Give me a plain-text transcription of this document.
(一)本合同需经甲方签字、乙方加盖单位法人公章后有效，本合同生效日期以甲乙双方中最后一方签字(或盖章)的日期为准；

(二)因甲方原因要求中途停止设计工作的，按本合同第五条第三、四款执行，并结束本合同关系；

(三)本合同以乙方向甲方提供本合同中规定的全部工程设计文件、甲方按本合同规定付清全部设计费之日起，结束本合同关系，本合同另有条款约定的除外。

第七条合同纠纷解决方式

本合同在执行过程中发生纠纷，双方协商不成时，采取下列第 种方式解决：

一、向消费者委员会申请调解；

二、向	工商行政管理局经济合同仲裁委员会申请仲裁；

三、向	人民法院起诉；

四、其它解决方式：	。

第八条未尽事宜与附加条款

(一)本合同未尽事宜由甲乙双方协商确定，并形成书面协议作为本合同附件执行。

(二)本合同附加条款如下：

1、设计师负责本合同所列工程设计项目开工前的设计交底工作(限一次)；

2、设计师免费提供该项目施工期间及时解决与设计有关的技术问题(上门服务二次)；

******************************

▶ **WORK TO COMPLETE**: Restate all of the entries above precisely.

▶ **EXPECTED ANSWER**:
Give me a plain-text transcription of this document.
(一)本合同需经甲方签字、乙方加盖单位法人公章后有效，本合同生效日期以甲乙双方中最后一方签字(或盖章)的日期为准；

(二)因甲方原因要求中途停止设计工作的，按本合同第五条第三、四款执行，并结束本合同关系；

(三)本合同以乙方向甲方提供本合同中规定的全部工程设计文件、甲方按本合同规定付清全部设计费之日起，结束本合同关系，本合同另有条款约定的除外。

第七条合同纠纷解决方式

本合同在执行过程中发生纠纷，双方协商不成时，采取下列第 种方式解决：

一、向消费者委员会申请调解；

二、向	工商行政管理局经济合同仲裁委员会申请仲裁；

三、向	人民法院起诉；

四、其它解决方式：	。

第八条未尽事宜与附加条款

(一)本合同未尽事宜由甲乙双方协商确定，并形成书面协议作为本合同附件执行。

(二)本合同附加条款如下：

1、设计师负责本合同所列工程设计项目开工前的设计交底工作(限一次)；

2、设计师免费提供该项目施工期间及时解决与设计有关的技术问题(上门服务二次)；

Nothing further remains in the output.